#### Tarefa do exercício:
Reproduza sem alterações as linhas que vão do início até a linha que contém "The lead wire terminal 6 is at (173, 322).", incluindo as duas extremidades.

#### Linhas extraídas:

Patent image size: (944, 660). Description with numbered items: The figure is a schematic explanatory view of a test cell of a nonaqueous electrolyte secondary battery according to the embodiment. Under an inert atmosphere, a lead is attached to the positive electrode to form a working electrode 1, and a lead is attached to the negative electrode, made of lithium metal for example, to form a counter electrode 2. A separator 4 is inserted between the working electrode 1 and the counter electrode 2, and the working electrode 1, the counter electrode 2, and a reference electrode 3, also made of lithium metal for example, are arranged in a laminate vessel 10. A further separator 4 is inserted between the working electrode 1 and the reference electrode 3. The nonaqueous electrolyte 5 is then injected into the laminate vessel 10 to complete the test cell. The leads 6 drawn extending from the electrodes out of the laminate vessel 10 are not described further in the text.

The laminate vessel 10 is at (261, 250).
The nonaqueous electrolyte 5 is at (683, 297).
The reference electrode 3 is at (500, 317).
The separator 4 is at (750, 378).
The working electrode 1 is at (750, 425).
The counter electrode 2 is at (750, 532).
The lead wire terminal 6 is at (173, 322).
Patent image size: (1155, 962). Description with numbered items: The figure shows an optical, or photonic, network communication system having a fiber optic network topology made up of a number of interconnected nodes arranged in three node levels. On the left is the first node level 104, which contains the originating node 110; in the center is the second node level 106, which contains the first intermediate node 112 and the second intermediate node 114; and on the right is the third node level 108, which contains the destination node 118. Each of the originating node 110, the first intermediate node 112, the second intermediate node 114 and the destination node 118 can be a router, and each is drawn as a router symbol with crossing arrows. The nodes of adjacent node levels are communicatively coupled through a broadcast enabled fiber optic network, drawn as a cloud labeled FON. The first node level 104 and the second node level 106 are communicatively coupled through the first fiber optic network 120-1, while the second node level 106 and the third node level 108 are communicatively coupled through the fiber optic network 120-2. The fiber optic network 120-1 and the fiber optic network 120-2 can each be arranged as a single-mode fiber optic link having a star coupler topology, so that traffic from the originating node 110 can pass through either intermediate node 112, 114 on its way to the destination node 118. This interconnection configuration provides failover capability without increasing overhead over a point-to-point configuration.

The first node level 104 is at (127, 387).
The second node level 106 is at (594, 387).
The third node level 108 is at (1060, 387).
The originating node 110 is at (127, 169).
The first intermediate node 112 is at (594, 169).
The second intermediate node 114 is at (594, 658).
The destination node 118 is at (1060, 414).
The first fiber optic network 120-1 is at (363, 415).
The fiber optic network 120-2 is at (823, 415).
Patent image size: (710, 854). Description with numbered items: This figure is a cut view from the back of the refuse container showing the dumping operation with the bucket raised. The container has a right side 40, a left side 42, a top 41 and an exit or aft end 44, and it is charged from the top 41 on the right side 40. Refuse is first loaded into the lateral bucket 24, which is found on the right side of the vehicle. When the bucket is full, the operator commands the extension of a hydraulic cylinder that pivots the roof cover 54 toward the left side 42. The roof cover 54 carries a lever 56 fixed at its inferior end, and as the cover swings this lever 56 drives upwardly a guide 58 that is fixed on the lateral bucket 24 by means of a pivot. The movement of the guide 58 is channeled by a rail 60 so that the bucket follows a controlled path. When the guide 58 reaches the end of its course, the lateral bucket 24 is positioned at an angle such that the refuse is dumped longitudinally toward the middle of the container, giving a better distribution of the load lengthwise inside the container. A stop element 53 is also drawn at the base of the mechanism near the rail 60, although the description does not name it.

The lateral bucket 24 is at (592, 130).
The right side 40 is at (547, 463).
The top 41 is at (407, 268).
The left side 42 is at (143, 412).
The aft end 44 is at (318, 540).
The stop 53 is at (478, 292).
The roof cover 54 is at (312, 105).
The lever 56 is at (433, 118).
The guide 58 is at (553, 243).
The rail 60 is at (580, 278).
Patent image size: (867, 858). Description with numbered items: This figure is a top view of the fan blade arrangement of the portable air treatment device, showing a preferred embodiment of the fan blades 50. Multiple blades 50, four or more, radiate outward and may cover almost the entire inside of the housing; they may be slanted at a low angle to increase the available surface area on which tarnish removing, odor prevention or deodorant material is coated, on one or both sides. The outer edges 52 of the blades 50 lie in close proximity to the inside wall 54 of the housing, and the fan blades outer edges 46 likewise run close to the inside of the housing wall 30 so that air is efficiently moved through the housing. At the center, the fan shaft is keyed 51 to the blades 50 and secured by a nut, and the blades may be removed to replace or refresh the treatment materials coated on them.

#### Resposta do exercício:
Patent image size: (944, 660). Description with numbered items: The figure is a schematic explanatory view of a test cell of a nonaqueous electrolyte secondary battery according to the embodiment. Under an inert atmosphere, a lead is attached to the positive electrode to form a working electrode 1, and a lead is attached to the negative electrode, made of lithium metal for example, to form a counter electrode 2. A separator 4 is inserted between the working electrode 1 and the counter electrode 2, and the working electrode 1, the counter electrode 2, and a reference electrode 3, also made of lithium metal for example, are arranged in a laminate vessel 10. A further separator 4 is inserted between the working electrode 1 and the reference electrode 3. The nonaqueous electrolyte 5 is then injected into the laminate vessel 10 to complete the test cell. The leads 6 drawn extending from the electrodes out of the laminate vessel 10 are not described further in the text.

The laminate vessel 10 is at (261, 250).
The nonaqueous electrolyte 5 is at (683, 297).
The reference electrode 3 is at (500, 317).
The separator 4 is at (750, 378).
The working electrode 1 is at (750, 425).
The counter electrode 2 is at (750, 532).
The lead wire terminal 6 is at (173, 322).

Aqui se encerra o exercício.